Material for the task START
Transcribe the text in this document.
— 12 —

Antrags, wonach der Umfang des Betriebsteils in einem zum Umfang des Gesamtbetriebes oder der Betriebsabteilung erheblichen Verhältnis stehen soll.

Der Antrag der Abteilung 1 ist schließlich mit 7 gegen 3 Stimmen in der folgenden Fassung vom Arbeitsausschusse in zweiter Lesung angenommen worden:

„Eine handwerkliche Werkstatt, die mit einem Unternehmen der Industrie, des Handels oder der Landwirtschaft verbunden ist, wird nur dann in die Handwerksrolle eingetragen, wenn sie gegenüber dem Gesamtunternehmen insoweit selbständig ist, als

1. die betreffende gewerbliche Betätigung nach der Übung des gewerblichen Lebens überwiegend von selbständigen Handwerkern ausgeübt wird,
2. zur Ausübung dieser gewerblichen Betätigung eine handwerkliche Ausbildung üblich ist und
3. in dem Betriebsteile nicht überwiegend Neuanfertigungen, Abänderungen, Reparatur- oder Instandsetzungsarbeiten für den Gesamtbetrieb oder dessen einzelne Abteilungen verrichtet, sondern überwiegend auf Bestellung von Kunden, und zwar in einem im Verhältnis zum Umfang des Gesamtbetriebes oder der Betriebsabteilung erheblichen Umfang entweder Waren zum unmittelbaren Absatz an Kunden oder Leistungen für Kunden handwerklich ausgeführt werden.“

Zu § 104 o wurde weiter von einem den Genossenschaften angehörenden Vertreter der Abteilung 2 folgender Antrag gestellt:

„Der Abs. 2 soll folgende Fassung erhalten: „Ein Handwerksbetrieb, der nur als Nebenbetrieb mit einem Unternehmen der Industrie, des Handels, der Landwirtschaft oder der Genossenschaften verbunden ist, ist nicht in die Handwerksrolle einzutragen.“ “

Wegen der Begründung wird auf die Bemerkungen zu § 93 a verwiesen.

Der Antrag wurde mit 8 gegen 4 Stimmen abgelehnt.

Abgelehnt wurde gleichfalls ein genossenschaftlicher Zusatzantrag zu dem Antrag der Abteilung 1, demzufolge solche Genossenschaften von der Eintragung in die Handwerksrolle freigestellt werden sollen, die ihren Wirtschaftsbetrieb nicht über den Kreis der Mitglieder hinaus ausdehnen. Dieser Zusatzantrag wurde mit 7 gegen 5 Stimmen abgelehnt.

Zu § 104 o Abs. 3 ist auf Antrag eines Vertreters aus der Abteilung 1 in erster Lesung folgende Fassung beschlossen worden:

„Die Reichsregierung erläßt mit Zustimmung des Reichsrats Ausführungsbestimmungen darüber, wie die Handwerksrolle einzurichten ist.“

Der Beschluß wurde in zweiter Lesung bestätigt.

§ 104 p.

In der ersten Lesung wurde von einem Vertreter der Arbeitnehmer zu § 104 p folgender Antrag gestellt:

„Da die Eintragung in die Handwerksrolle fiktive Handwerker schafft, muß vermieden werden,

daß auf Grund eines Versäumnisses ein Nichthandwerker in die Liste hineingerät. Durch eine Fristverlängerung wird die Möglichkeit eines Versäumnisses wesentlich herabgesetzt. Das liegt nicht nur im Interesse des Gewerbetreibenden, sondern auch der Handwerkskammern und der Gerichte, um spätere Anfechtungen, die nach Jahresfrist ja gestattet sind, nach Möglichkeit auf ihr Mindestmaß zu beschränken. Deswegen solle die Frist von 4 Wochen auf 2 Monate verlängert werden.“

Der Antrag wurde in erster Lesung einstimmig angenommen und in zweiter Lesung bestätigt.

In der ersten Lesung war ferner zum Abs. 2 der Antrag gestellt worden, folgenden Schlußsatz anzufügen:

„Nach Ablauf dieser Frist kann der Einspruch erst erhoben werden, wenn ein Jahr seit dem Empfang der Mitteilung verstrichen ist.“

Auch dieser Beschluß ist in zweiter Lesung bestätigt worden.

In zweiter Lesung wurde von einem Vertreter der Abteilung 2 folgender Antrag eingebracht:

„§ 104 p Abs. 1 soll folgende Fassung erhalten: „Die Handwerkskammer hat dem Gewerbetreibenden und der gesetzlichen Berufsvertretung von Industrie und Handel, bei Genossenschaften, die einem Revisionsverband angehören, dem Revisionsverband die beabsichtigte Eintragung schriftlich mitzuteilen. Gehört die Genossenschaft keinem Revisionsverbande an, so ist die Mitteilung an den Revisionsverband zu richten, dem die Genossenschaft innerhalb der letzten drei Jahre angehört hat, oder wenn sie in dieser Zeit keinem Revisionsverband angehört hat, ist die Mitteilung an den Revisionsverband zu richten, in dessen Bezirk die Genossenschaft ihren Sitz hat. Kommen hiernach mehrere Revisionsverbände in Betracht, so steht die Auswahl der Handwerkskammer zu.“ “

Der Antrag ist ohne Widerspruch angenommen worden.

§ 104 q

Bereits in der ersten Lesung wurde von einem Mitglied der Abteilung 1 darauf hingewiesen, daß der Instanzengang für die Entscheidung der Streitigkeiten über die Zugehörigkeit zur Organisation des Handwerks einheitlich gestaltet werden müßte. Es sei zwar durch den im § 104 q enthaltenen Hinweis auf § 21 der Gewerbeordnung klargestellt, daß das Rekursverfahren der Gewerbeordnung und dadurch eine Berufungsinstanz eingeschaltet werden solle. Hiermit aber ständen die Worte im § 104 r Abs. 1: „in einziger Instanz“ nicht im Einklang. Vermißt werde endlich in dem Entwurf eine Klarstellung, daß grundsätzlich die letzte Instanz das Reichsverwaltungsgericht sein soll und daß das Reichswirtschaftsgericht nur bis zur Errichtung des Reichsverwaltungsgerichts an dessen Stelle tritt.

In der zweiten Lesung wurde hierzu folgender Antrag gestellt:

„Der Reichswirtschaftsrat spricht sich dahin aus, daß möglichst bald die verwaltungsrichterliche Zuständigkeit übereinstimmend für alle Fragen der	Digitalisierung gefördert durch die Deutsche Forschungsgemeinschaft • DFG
Material for the task END
(What to produce): An exact copy of the data is needed.

(Response):
Transcribe the text in this document.
— 12 —

Antrags, wonach der Umfang des Betriebsteils in einem zum Umfang des Gesamtbetriebes oder der Betriebsabteilung erheblichen Verhältnis stehen soll.

Der Antrag der Abteilung 1 ist schließlich mit 7 gegen 3 Stimmen in der folgenden Fassung vom Arbeitsausschusse in zweiter Lesung angenommen worden:

„Eine handwerkliche Werkstatt, die mit einem Unternehmen der Industrie, des Handels oder der Landwirtschaft verbunden ist, wird nur dann in die Handwerksrolle eingetragen, wenn sie gegenüber dem Gesamtunternehmen insoweit selbständig ist, als

1. die betreffende gewerbliche Betätigung nach der Übung des gewerblichen Lebens überwiegend von selbständigen Handwerkern ausgeübt wird,
2. zur Ausübung dieser gewerblichen Betätigung eine handwerkliche Ausbildung üblich ist und
3. in dem Betriebsteile nicht überwiegend Neuanfertigungen, Abänderungen, Reparatur- oder Instandsetzungsarbeiten für den Gesamtbetrieb oder dessen einzelne Abteilungen verrichtet, sondern überwiegend auf Bestellung von Kunden, und zwar in einem im Verhältnis zum Umfang des Gesamtbetriebes oder der Betriebsabteilung erheblichen Umfang entweder Waren zum unmittelbaren Absatz an Kunden oder Leistungen für Kunden handwerklich ausgeführt werden.“

Zu § 104 o wurde weiter von einem den Genossenschaften angehörenden Vertreter der Abteilung 2 folgender Antrag gestellt:

„Der Abs. 2 soll folgende Fassung erhalten: „Ein Handwerksbetrieb, der nur als Nebenbetrieb mit einem Unternehmen der Industrie, des Handels, der Landwirtschaft oder der Genossenschaften verbunden ist, ist nicht in die Handwerksrolle einzutragen.“ “

Wegen der Begründung wird auf die Bemerkungen zu § 93 a verwiesen.

Der Antrag wurde mit 8 gegen 4 Stimmen abgelehnt.

Abgelehnt wurde gleichfalls ein genossenschaftlicher Zusatzantrag zu dem Antrag der Abteilung 1, demzufolge solche Genossenschaften von der Eintragung in die Handwerksrolle freigestellt werden sollen, die ihren Wirtschaftsbetrieb nicht über den Kreis der Mitglieder hinaus ausdehnen. Dieser Zusatzantrag wurde mit 7 gegen 5 Stimmen abgelehnt.

Zu § 104 o Abs. 3 ist auf Antrag eines Vertreters aus der Abteilung 1 in erster Lesung folgende Fassung beschlossen worden:

„Die Reichsregierung erläßt mit Zustimmung des Reichsrats Ausführungsbestimmungen darüber, wie die Handwerksrolle einzurichten ist.“

Der Beschluß wurde in zweiter Lesung bestätigt.

§ 104 p.

In der ersten Lesung wurde von einem Vertreter der Arbeitnehmer zu § 104 p folgender Antrag gestellt:

„Da die Eintragung in die Handwerksrolle fiktive Handwerker schafft, muß vermieden werden,

daß auf Grund eines Versäumnisses ein Nichthandwerker in die Liste hineingerät. Durch eine Fristverlängerung wird die Möglichkeit eines Versäumnisses wesentlich herabgesetzt. Das liegt nicht nur im Interesse des Gewerbetreibenden, sondern auch der Handwerkskammern und der Gerichte, um spätere Anfechtungen, die nach Jahresfrist ja gestattet sind, nach Möglichkeit auf ihr Mindestmaß zu beschränken. Deswegen solle die Frist von 4 Wochen auf 2 Monate verlängert werden.“

Der Antrag wurde in erster Lesung einstimmig angenommen und in zweiter Lesung bestätigt.

In der ersten Lesung war ferner zum Abs. 2 der Antrag gestellt worden, folgenden Schlußsatz anzufügen:

„Nach Ablauf dieser Frist kann der Einspruch erst erhoben werden, wenn ein Jahr seit dem Empfang der Mitteilung verstrichen ist.“

Auch dieser Beschluß ist in zweiter Lesung bestätigt worden.

In zweiter Lesung wurde von einem Vertreter der Abteilung 2 folgender Antrag eingebracht:

„§ 104 p Abs. 1 soll folgende Fassung erhalten: „Die Handwerkskammer hat dem Gewerbetreibenden und der gesetzlichen Berufsvertretung von Industrie und Handel, bei Genossenschaften, die einem Revisionsverband angehören, dem Revisionsverband die beabsichtigte Eintragung schriftlich mitzuteilen. Gehört die Genossenschaft keinem Revisionsverbande an, so ist die Mitteilung an den Revisionsverband zu richten, dem die Genossenschaft innerhalb der letzten drei Jahre angehört hat, oder wenn sie in dieser Zeit keinem Revisionsverband angehört hat, ist die Mitteilung an den Revisionsverband zu richten, in dessen Bezirk die Genossenschaft ihren Sitz hat. Kommen hiernach mehrere Revisionsverbände in Betracht, so steht die Auswahl der Handwerkskammer zu.“ “

Der Antrag ist ohne Widerspruch angenommen worden.

§ 104 q

Bereits in der ersten Lesung wurde von einem Mitglied der Abteilung 1 darauf hingewiesen, daß der Instanzengang für die Entscheidung der Streitigkeiten über die Zugehörigkeit zur Organisation des Handwerks einheitlich gestaltet werden müßte. Es sei zwar durch den im § 104 q enthaltenen Hinweis auf § 21 der Gewerbeordnung klargestellt, daß das Rekursverfahren der Gewerbeordnung und dadurch eine Berufungsinstanz eingeschaltet werden solle. Hiermit aber ständen die Worte im § 104 r Abs. 1: „in einziger Instanz“ nicht im Einklang. Vermißt werde endlich in dem Entwurf eine Klarstellung, daß grundsätzlich die letzte Instanz das Reichsverwaltungsgericht sein soll und daß das Reichswirtschaftsgericht nur bis zur Errichtung des Reichsverwaltungsgerichts an dessen Stelle tritt.

In der zweiten Lesung wurde hierzu folgender Antrag gestellt:

„Der Reichswirtschaftsrat spricht sich dahin aus, daß möglichst bald die verwaltungsrichterliche Zuständigkeit übereinstimmend für alle Fragen der	Digitalisierung gefördert durch die Deutsche Forschungsgemeinschaft • DFG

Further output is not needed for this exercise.